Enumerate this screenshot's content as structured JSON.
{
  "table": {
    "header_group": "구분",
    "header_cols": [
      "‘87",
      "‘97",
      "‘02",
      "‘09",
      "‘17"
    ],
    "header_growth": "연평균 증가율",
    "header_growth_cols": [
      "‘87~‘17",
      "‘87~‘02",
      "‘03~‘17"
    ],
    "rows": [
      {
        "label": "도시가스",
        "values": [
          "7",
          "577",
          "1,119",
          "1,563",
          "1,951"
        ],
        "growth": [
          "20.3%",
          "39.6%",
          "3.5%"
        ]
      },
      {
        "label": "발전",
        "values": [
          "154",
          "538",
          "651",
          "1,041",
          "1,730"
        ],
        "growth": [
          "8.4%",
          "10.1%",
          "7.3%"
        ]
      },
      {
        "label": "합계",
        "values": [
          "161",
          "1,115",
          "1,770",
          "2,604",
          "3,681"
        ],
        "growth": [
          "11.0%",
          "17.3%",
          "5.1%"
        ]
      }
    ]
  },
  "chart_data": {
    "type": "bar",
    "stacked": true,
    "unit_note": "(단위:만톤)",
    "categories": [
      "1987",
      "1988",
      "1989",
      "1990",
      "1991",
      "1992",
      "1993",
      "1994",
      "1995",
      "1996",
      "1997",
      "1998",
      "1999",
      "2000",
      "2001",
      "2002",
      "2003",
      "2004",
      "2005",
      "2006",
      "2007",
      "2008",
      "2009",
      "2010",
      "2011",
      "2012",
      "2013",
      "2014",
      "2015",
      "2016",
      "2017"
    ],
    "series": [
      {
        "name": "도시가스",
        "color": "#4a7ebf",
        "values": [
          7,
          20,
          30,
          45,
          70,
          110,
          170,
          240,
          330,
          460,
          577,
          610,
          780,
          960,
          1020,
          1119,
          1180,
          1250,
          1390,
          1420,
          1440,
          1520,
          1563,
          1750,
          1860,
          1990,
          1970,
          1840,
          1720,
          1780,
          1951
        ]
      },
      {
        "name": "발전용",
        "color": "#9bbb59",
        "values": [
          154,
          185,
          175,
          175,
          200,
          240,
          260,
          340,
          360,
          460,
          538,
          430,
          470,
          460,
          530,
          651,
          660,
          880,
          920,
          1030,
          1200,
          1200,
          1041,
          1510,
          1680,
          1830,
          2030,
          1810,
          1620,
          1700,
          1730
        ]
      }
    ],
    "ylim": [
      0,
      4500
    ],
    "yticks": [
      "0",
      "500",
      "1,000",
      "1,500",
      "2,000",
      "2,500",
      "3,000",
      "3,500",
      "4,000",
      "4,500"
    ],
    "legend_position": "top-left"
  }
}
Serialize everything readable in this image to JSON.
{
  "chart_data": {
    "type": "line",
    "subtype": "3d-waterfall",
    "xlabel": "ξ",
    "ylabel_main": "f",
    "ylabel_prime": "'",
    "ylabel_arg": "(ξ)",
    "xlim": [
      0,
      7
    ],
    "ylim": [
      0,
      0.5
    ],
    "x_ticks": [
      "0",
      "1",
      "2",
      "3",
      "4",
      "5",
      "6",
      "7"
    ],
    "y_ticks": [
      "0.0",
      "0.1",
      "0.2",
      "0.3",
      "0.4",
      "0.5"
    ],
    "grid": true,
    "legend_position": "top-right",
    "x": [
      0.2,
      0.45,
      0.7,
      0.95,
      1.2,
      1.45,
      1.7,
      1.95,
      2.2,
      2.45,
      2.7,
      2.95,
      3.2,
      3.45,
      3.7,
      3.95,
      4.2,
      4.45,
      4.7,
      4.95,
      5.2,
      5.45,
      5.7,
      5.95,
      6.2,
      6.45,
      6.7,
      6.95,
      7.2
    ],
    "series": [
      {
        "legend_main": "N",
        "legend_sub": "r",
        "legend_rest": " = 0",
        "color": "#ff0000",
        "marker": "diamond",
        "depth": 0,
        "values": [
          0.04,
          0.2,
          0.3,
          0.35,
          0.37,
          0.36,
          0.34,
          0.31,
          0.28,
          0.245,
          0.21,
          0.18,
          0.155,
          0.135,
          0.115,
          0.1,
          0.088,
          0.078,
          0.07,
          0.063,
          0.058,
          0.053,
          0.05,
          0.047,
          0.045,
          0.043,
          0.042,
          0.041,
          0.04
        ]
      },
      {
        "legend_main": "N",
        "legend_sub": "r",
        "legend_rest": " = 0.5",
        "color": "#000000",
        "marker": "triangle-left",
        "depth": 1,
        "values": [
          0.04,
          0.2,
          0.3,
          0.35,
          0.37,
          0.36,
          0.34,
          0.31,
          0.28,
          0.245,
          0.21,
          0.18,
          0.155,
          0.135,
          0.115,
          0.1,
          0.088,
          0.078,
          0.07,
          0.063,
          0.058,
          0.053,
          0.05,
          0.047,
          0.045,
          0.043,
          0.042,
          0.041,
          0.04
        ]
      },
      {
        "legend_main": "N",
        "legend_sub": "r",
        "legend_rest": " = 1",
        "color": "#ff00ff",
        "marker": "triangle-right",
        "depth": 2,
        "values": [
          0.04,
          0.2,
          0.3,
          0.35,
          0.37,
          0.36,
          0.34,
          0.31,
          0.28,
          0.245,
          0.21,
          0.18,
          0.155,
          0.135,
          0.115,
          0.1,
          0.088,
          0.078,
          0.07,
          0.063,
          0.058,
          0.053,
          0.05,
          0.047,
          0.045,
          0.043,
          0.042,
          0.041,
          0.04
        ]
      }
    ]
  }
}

:: Problem statement ::
Reproduce the material above exactly; please quote every line of it.

:: Solved problem ::
Enumerate this screenshot's content as structured JSON.
{
  "table": {
    "header_group": "구분",
    "header_cols": [
      "‘87",
      "‘97",
      "‘02",
      "‘09",
      "‘17"
    ],
    "header_growth": "연평균 증가율",
    "header_growth_cols": [
      "‘87~‘17",
      "‘87~‘02",
      "‘03~‘17"
    ],
    "rows": [
      {
        "label": "도시가스",
        "values": [
          "7",
          "577",
          "1,119",
          "1,563",
          "1,951"
        ],
        "growth": [
          "20.3%",
          "39.6%",
          "3.5%"
        ]
      },
      {
        "label": "발전",
        "values": [
          "154",
          "538",
          "651",
          "1,041",
          "1,730"
        ],
        "growth": [
          "8.4%",
          "10.1%",
          "7.3%"
        ]
      },
      {
        "label": "합계",
        "values": [
          "161",
          "1,115",
          "1,770",
          "2,604",
          "3,681"
        ],
        "growth": [
          "11.0%",
          "17.3%",
          "5.1%"
        ]
      }
    ]
  },
  "chart_data": {
    "type": "bar",
    "stacked": true,
    "unit_note": "(단위:만톤)",
    "categories": [
      "1987",
      "1988",
      "1989",
      "1990",
      "1991",
      "1992",
      "1993",
      "1994",
      "1995",
      "1996",
      "1997",
      "1998",
      "1999",
      "2000",
      "2001",
      "2002",
      "2003",
      "2004",
      "2005",
      "2006",
      "2007",
      "2008",
      "2009",
      "2010",
      "2011",
      "2012",
      "2013",
      "2014",
      "2015",
      "2016",
      "2017"
    ],
    "series": [
      {
        "name": "도시가스",
        "color": "#4a7ebf",
        "values": [
          7,
          20,
          30,
          45,
          70,
          110,
          170,
          240,
          330,
          460,
          577,
          610,
          780,
          960,
          1020,
          1119,
          1180,
          1250,
          1390,
          1420,
          1440,
          1520,
          1563,
          1750,
          1860,
          1990,
          1970,
          1840,
          1720,
          1780,
          1951
        ]
      },
      {
        "name": "발전용",
        "color": "#9bbb59",
        "values": [
          154,
          185,
          175,
          175,
          200,
          240,
          260,
          340,
          360,
          460,
          538,
          430,
          470,
          460,
          530,
          651,
          660,
          880,
          920,
          1030,
          1200,
          1200,
          1041,
          1510,
          1680,
          1830,
          2030,
          1810,
          1620,
          1700,
          1730
        ]
      }
    ],
    "ylim": [
      0,
      4500
    ],
    "yticks": [
      "0",
      "500",
      "1,000",
      "1,500",
      "2,000",
      "2,500",
      "3,000",
      "3,500",
      "4,000",
      "4,500"
    ],
    "legend_position": "top-left"
  }
}
Serialize everything readable in this image to JSON.
{
  "chart_data": {
    "type": "line",
    "subtype": "3d-waterfall",
    "xlabel": "ξ",
    "ylabel_main": "f",
    "ylabel_prime": "'",
    "ylabel_arg": "(ξ)",
    "xlim": [
      0,
      7
    ],
    "ylim": [
      0,
      0.5
    ],
    "x_ticks": [
      "0",
      "1",
      "2",
      "3",
      "4",
      "5",
      "6",
      "7"
    ],
    "y_ticks": [
      "0.0",
      "0.1",
      "0.2",
      "0.3",
      "0.4",
      "0.5"
    ],
    "grid": true,
    "legend_position": "top-right",
    "x": [
      0.2,
      0.45,
      0.7,
      0.95,
      1.2,
      1.45,
      1.7,
      1.95,
      2.2,
      2.45,
      2.7,
      2.95,
      3.2,
      3.45,
      3.7,
      3.95,
      4.2,
      4.45,
      4.7,
      4.95,
      5.2,
      5.45,
      5.7,
      5.95,
      6.2,
      6.45,
      6.7,
      6.95,
      7.2
    ],
    "series": [
      {
        "legend_main": "N",
        "legend_sub": "r",
        "legend_rest": " = 0",
        "color": "#ff0000",
        "marker": "diamond",
        "depth": 0,
        "values": [
          0.04,
          0.2,
          0.3,
          0.35,
          0.37,
          0.36,
          0.34,
          0.31,
          0.28,
          0.245,
          0.21,
          0.18,
          0.155,
          0.135,
          0.115,
          0.1,
          0.088,
          0.078,
          0.07,
          0.063,
          0.058,
          0.053,
          0.05,
          0.047,
          0.045,
          0.043,
          0.042,
          0.041,
          0.04
        ]
      },
      {
        "legend_main": "N",
        "legend_sub": "r",
        "legend_rest": " = 0.5",
        "color": "#000000",
        "marker": "triangle-left",
        "depth": 1,
        "values": [
          0.04,
          0.2,
          0.3,
          0.35,
          0.37,
          0.36,
          0.34,
          0.31,
          0.28,
          0.245,
          0.21,
          0.18,
          0.155,
          0.135,
          0.115,
          0.1,
          0.088,
          0.078,
          0.07,
          0.063,
          0.058,
          0.053,
          0.05,
          0.047,
          0.045,
          0.043,
          0.042,
          0.041,
          0.04
        ]
      },
      {
        "legend_main": "N",
        "legend_sub": "r",
        "legend_rest": " = 1",
        "color": "#ff00ff",
        "marker": "triangle-right",
        "depth": 2,
        "values": [
          0.04,
          0.2,
          0.3,
          0.35,
          0.37,
          0.36,
          0.34,
          0.31,
          0.28,
          0.245,
          0.21,
          0.18,
          0.155,
          0.135,
          0.115,
          0.1,
          0.088,
          0.078,
          0.07,
          0.063,
          0.058,
          0.053,
          0.05,
          0.047,
          0.045,
          0.043,
          0.042,
          0.041,
          0.04
        ]
      }
    ]
  }
}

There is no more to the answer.